Aim
Omit the pictures, then write out every entry exactly as it reads.

Extracted data entries
□ □ □ □ □

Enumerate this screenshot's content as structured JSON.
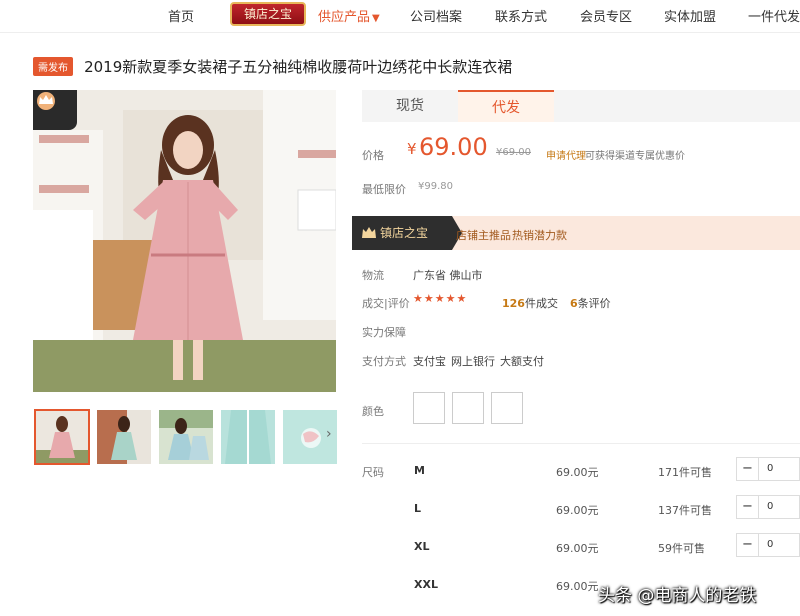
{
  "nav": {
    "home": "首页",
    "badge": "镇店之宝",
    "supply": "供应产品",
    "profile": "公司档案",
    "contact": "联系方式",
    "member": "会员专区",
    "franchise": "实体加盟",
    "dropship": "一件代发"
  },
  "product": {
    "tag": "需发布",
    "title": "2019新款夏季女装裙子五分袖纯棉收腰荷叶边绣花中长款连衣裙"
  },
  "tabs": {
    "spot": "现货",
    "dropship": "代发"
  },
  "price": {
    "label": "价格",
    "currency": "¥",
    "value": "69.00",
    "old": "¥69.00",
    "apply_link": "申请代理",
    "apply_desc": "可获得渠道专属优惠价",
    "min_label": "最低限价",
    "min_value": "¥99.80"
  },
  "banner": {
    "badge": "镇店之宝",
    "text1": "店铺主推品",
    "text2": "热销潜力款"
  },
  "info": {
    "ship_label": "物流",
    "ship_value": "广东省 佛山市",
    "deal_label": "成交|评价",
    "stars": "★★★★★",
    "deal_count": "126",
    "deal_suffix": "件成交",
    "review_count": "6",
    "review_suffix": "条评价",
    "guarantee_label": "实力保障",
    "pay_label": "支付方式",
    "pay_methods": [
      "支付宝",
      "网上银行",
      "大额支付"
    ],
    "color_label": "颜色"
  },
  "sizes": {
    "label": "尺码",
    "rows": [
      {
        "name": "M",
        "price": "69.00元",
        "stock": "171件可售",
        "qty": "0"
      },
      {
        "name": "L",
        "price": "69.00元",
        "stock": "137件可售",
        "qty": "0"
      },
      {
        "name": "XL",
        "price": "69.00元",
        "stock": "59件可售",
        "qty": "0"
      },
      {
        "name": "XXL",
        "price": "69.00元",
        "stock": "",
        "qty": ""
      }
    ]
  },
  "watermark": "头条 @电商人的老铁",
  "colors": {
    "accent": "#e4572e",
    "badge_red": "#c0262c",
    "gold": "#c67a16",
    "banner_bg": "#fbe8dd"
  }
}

□ □ □ □ □

Full output
Enumerate this screenshot's content as structured JSON.
{
  "nav": {
    "home": "首页",
    "badge": "镇店之宝",
    "supply": "供应产品",
    "profile": "公司档案",
    "contact": "联系方式",
    "member": "会员专区",
    "franchise": "实体加盟",
    "dropship": "一件代发"
  },
  "product": {
    "tag": "需发布",
    "title": "2019新款夏季女装裙子五分袖纯棉收腰荷叶边绣花中长款连衣裙"
  },
  "tabs": {
    "spot": "现货",
    "dropship": "代发"
  },
  "price": {
    "label": "价格",
    "currency": "¥",
    "value": "69.00",
    "old": "¥69.00",
    "apply_link": "申请代理",
    "apply_desc": "可获得渠道专属优惠价",
    "min_label": "最低限价",
    "min_value": "¥99.80"
  },
  "banner": {
    "badge": "镇店之宝",
    "text1": "店铺主推品",
    "text2": "热销潜力款"
  },
  "info": {
    "ship_label": "物流",
    "ship_value": "广东省 佛山市",
    "deal_label": "成交|评价",
    "stars": "★★★★★",
    "deal_count": "126",
    "deal_suffix": "件成交",
    "review_count": "6",
    "review_suffix": "条评价",
    "guarantee_label": "实力保障",
    "pay_label": "支付方式",
    "pay_methods": [
      "支付宝",
      "网上银行",
      "大额支付"
    ],
    "color_label": "颜色"
  },
  "sizes": {
    "label": "尺码",
    "rows": [
      {
        "name": "M",
        "price": "69.00元",
        "stock": "171件可售",
        "qty": "0"
      },
      {
        "name": "L",
        "price": "69.00元",
        "stock": "137件可售",
        "qty": "0"
      },
      {
        "name": "XL",
        "price": "69.00元",
        "stock": "59件可售",
        "qty": "0"
      },
      {
        "name": "XXL",
        "price": "69.00元",
        "stock": "",
        "qty": ""
      }
    ]
  },
  "watermark": "头条 @电商人的老铁",
  "colors": {
    "accent": "#e4572e",
    "badge_red": "#c0262c",
    "gold": "#c67a16",
    "banner_bg": "#fbe8dd"
  }
}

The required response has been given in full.